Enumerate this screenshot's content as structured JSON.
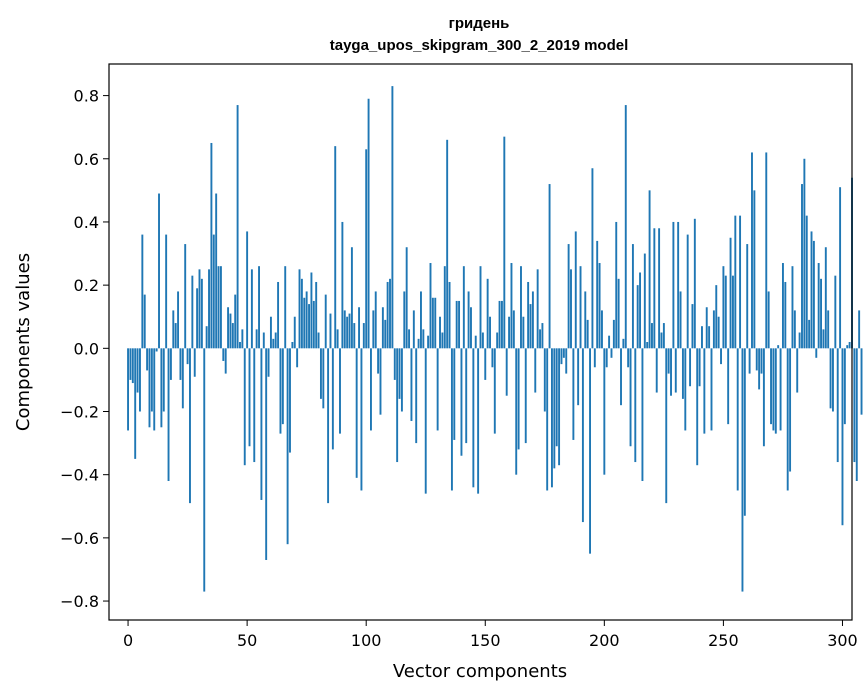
{
  "chart_data": {
    "type": "bar",
    "title": "гридень",
    "subtitle": "tayga_upos_skipgram_300_2_2019 model",
    "xlabel": "Vector components",
    "ylabel": "Components values",
    "xlim": [
      -8,
      304
    ],
    "ylim": [
      -0.86,
      0.9
    ],
    "xticks": [
      0,
      50,
      100,
      150,
      200,
      250,
      300
    ],
    "xtick_labels": [
      "0",
      "50",
      "100",
      "150",
      "200",
      "250",
      "300"
    ],
    "yticks": [
      -0.8,
      -0.6,
      -0.4,
      -0.2,
      0.0,
      0.2,
      0.4,
      0.6,
      0.8
    ],
    "ytick_labels": [
      "−0.8",
      "−0.6",
      "−0.4",
      "−0.2",
      "0.0",
      "0.2",
      "0.4",
      "0.6",
      "0.8"
    ],
    "color": "#1f77b4",
    "values": [
      -0.26,
      -0.1,
      -0.11,
      -0.35,
      -0.14,
      -0.2,
      0.36,
      0.17,
      -0.07,
      -0.25,
      -0.2,
      -0.26,
      -0.01,
      0.49,
      -0.25,
      -0.2,
      0.36,
      -0.42,
      -0.1,
      0.12,
      0.08,
      0.18,
      -0.1,
      -0.19,
      0.33,
      -0.05,
      -0.49,
      0.23,
      -0.09,
      0.19,
      0.25,
      0.22,
      -0.77,
      0.07,
      0.25,
      0.65,
      0.36,
      0.49,
      0.26,
      0.26,
      -0.04,
      -0.08,
      0.13,
      0.11,
      0.08,
      0.17,
      0.77,
      0.02,
      0.06,
      -0.37,
      0.37,
      -0.31,
      0.25,
      -0.36,
      0.06,
      0.26,
      -0.48,
      0.05,
      -0.67,
      -0.09,
      0.1,
      0.03,
      0.05,
      0.21,
      -0.27,
      -0.24,
      0.26,
      -0.62,
      -0.33,
      0.02,
      0.1,
      -0.06,
      0.25,
      0.22,
      0.16,
      0.18,
      0.14,
      0.24,
      0.15,
      0.21,
      0.05,
      -0.16,
      -0.19,
      0.17,
      -0.49,
      0.11,
      -0.32,
      0.64,
      0.06,
      -0.27,
      0.4,
      0.12,
      0.1,
      0.11,
      0.32,
      0.08,
      -0.41,
      0.13,
      -0.45,
      0.08,
      0.63,
      0.79,
      -0.26,
      0.12,
      0.18,
      -0.08,
      -0.21,
      0.13,
      0.09,
      0.21,
      0.22,
      0.83,
      -0.1,
      -0.36,
      -0.16,
      -0.2,
      0.18,
      0.32,
      0.06,
      -0.23,
      0.12,
      -0.3,
      0.03,
      0.18,
      0.06,
      -0.46,
      0.04,
      0.27,
      0.16,
      0.16,
      -0.26,
      0.1,
      0.05,
      0.26,
      0.66,
      0.21,
      -0.45,
      -0.29,
      0.15,
      0.15,
      -0.34,
      0.26,
      -0.3,
      0.18,
      0.13,
      -0.44,
      0.04,
      -0.46,
      0.26,
      0.05,
      -0.1,
      0.22,
      0.1,
      -0.06,
      -0.27,
      0.05,
      0.15,
      0.15,
      0.67,
      -0.15,
      0.1,
      0.27,
      0.12,
      -0.4,
      -0.32,
      0.26,
      0.1,
      -0.3,
      0.21,
      0.14,
      0.18,
      -0.14,
      0.25,
      0.06,
      0.08,
      -0.2,
      -0.45,
      0.52,
      -0.44,
      -0.38,
      -0.31,
      -0.37,
      -0.05,
      -0.03,
      -0.08,
      0.33,
      0.25,
      -0.29,
      0.37,
      -0.18,
      0.26,
      -0.55,
      0.18,
      0.09,
      -0.65,
      0.57,
      -0.06,
      0.34,
      0.27,
      0.12,
      -0.4,
      -0.06,
      0.04,
      -0.03,
      0.09,
      0.4,
      0.22,
      -0.18,
      0.03,
      0.77,
      -0.06,
      -0.31,
      0.33,
      -0.36,
      0.2,
      0.24,
      -0.42,
      0.3,
      0.02,
      0.5,
      0.08,
      0.38,
      -0.14,
      0.38,
      0.05,
      0.08,
      -0.49,
      -0.08,
      -0.15,
      0.4,
      -0.14,
      0.4,
      0.18,
      -0.16,
      -0.26,
      0.36,
      -0.12,
      0.14,
      0.41,
      -0.37,
      -0.12,
      0.07,
      -0.27,
      0.13,
      0.07,
      -0.26,
      0.12,
      0.2,
      0.1,
      -0.05,
      0.26,
      0.23,
      -0.24,
      0.35,
      0.23,
      0.42,
      -0.45,
      0.42,
      -0.77,
      -0.53,
      0.33,
      -0.08,
      0.62,
      0.5,
      -0.07,
      -0.13,
      -0.08,
      -0.31,
      0.62,
      0.18,
      -0.24,
      -0.26,
      -0.27,
      0.01,
      -0.26,
      0.27,
      0.21,
      -0.45,
      -0.39,
      0.26,
      0.12,
      -0.14,
      0.05,
      0.52,
      0.6,
      0.42,
      0.09,
      0.37,
      0.34,
      -0.03,
      0.27,
      0.22,
      0.06,
      0.32,
      0.12,
      -0.19,
      -0.2,
      0.23,
      -0.36,
      0.51,
      -0.56,
      -0.24,
      0.01,
      0.02,
      0.54,
      -0.36,
      -0.42,
      0.12,
      -0.21
    ]
  }
}
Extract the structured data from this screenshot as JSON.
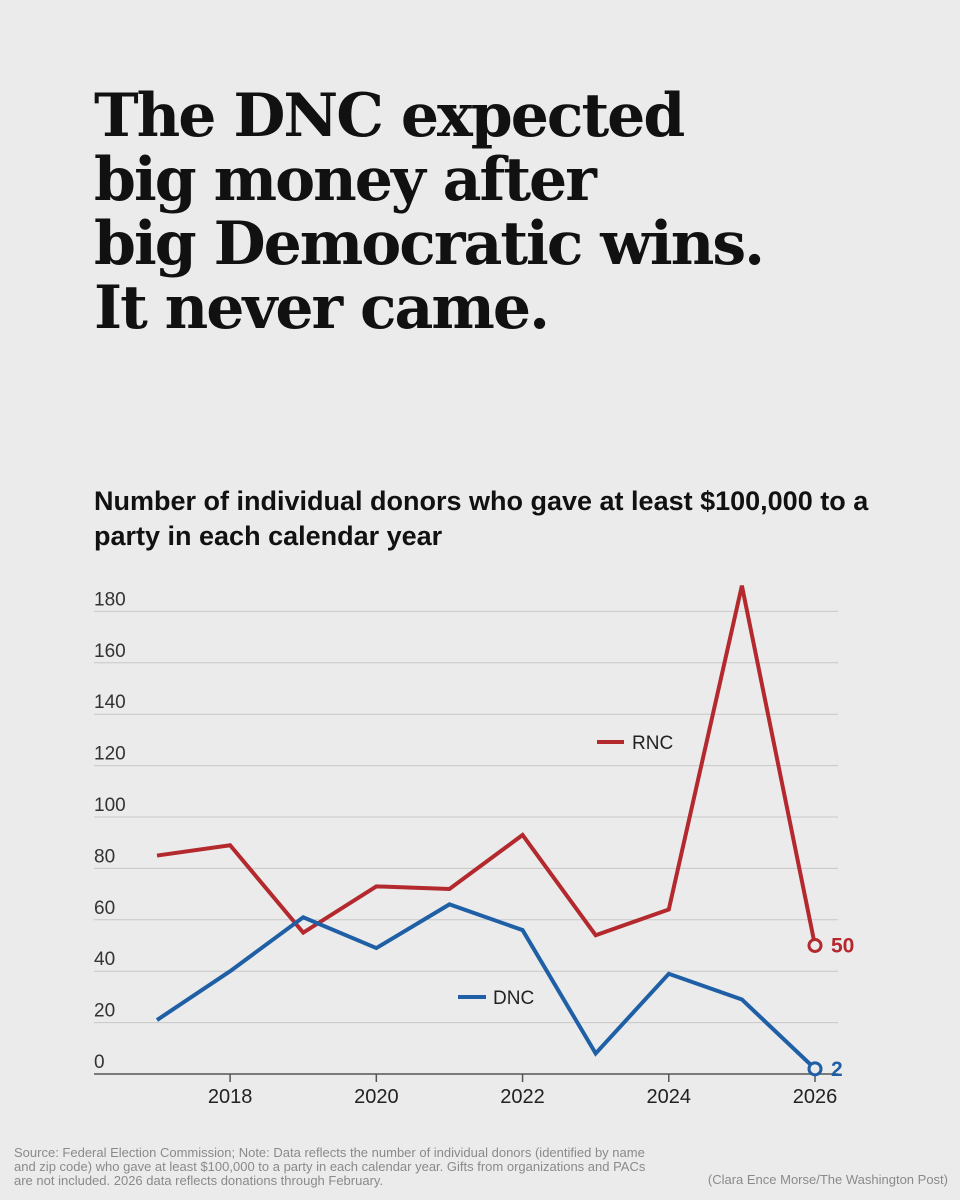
{
  "headline": {
    "lines": [
      "The DNC expected",
      "big money after",
      "big Democratic wins.",
      "It never came."
    ]
  },
  "colors": {
    "rnc": "#b3292e",
    "dnc": "#1f5fa6",
    "background": "#ebebeb",
    "grid": "#c8c8c8"
  },
  "chart_data": {
    "type": "line",
    "title": "Number of individual donors who gave at least $100,000 to a party in each calendar year",
    "x": [
      2017,
      2018,
      2019,
      2020,
      2021,
      2022,
      2023,
      2024,
      2025,
      2026
    ],
    "x_ticks": [
      "2018",
      "2020",
      "2022",
      "2024",
      "2026"
    ],
    "y_ticks": [
      "0",
      "20",
      "40",
      "60",
      "80",
      "100",
      "120",
      "140",
      "160",
      "180"
    ],
    "ylim": [
      0,
      180
    ],
    "grid": true,
    "legend_placement": "inline labels",
    "series": [
      {
        "name": "RNC",
        "values": [
          85,
          89,
          55,
          73,
          72,
          93,
          54,
          64,
          190,
          50
        ],
        "end_label": "50"
      },
      {
        "name": "DNC",
        "values": [
          21,
          40,
          61,
          49,
          66,
          56,
          8,
          39,
          29,
          2
        ],
        "end_label": "2"
      }
    ]
  },
  "footer": {
    "source": "Source: Federal Election Commission; Note: Data reflects the number of individual donors (identified by name and zip code) who gave at least $100,000 to a party in each calendar year. Gifts from organizations and PACs are not included. 2026 data reflects donations through February.",
    "credit": "(Clara Ence Morse/The Washington Post)"
  }
}
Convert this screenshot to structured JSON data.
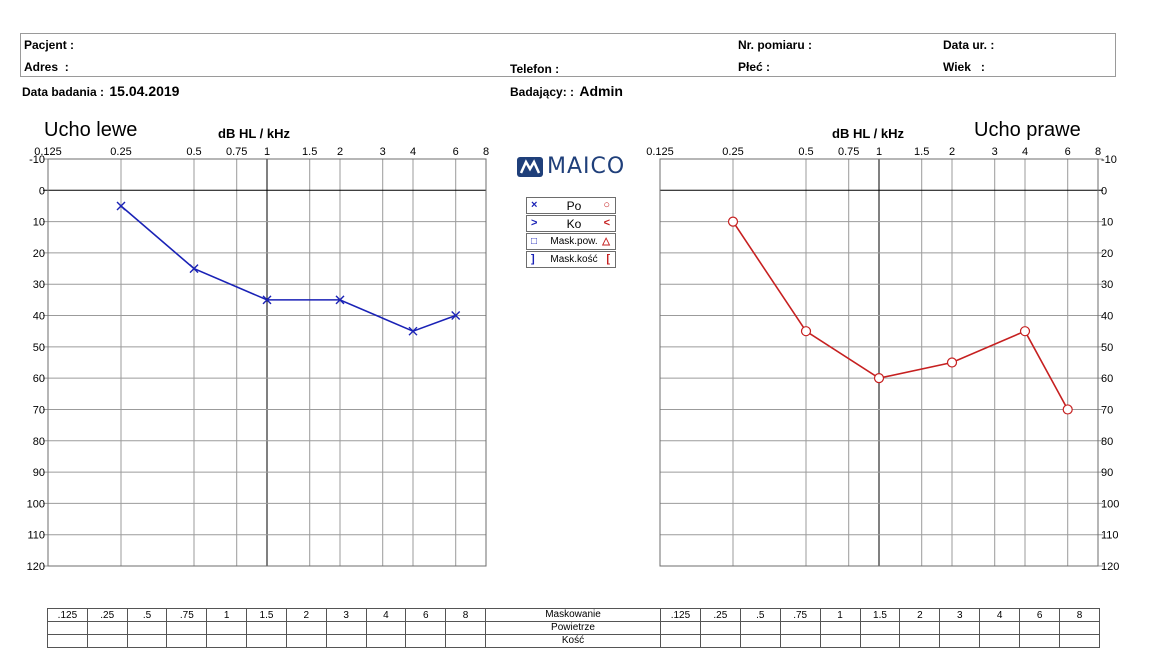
{
  "header": {
    "patient_label": "Pacjent",
    "address_label": "Adres",
    "phone_label": "Telefon",
    "measurement_no_label": "Nr. pomiaru",
    "sex_label": "Płeć",
    "birthdate_label": "Data ur.",
    "age_label": "Wiek",
    "exam_date_label": "Data badania",
    "exam_date": "15.04.2019",
    "examiner_label": "Badający:",
    "examiner": "Admin",
    "colon": ":"
  },
  "brand": "MAICO",
  "legend": [
    {
      "left_symbol": "×",
      "label": "Po",
      "right_symbol": "○"
    },
    {
      "left_symbol": ">",
      "label": "Ko",
      "right_symbol": "<"
    },
    {
      "left_symbol": "□",
      "label": "Mask.pow.",
      "right_symbol": "△"
    },
    {
      "left_symbol": "]",
      "label": "Mask.kość",
      "right_symbol": "["
    }
  ],
  "colors": {
    "left": "#1a22b6",
    "right": "#c62020",
    "grid": "#9b9b9b"
  },
  "bottom_table": {
    "freqs": [
      ".125",
      ".25",
      ".5",
      ".75",
      "1",
      "1.5",
      "2",
      "3",
      "4",
      "6",
      "8"
    ],
    "rows": [
      "Maskowanie",
      "Powietrze",
      "Kość"
    ]
  },
  "chart_data": [
    {
      "type": "line",
      "title": "Ucho lewe",
      "xlabel": "dB HL / kHz",
      "x_tick_labels": [
        "0.125",
        "0.25",
        "0.5",
        "0.75",
        "1",
        "1.5",
        "2",
        "3",
        "4",
        "6",
        "8"
      ],
      "y_ticks": [
        "-10",
        "0",
        "10",
        "20",
        "30",
        "40",
        "50",
        "60",
        "70",
        "80",
        "90",
        "100",
        "110",
        "120"
      ],
      "ylim": [
        -10,
        120
      ],
      "y_axis_side": "left",
      "marker": "x",
      "series": [
        {
          "name": "Po",
          "x": [
            0.25,
            0.5,
            1,
            2,
            4,
            6
          ],
          "values": [
            5,
            25,
            35,
            35,
            45,
            40
          ]
        }
      ]
    },
    {
      "type": "line",
      "title": "Ucho prawe",
      "xlabel": "dB HL / kHz",
      "x_tick_labels": [
        "0.125",
        "0.25",
        "0.5",
        "0.75",
        "1",
        "1.5",
        "2",
        "3",
        "4",
        "6",
        "8"
      ],
      "y_ticks": [
        "-10",
        "0",
        "10",
        "20",
        "30",
        "40",
        "50",
        "60",
        "70",
        "80",
        "90",
        "100",
        "110",
        "120"
      ],
      "ylim": [
        -10,
        120
      ],
      "y_axis_side": "right",
      "marker": "o",
      "series": [
        {
          "name": "Po",
          "x": [
            0.25,
            0.5,
            1,
            2,
            4,
            6
          ],
          "values": [
            10,
            45,
            60,
            55,
            45,
            70
          ]
        }
      ]
    }
  ]
}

------------------------------------------------

**GOAL OF THE EXERCISE**
Look through the records and gather every line containing "each".

**PROBLEM SOLUTION**
    "title": "Number of individual donors who gave at least $100,000 to a party in each calendar year",
    "source": "Source: Federal Election Commission; Note: Data reflects the number of individual donors (identified by name and zip code) who gave at least $100,000 to a party in each calendar year. Gifts from organizations and PACs are not included. 2026 data reflects donations through February.",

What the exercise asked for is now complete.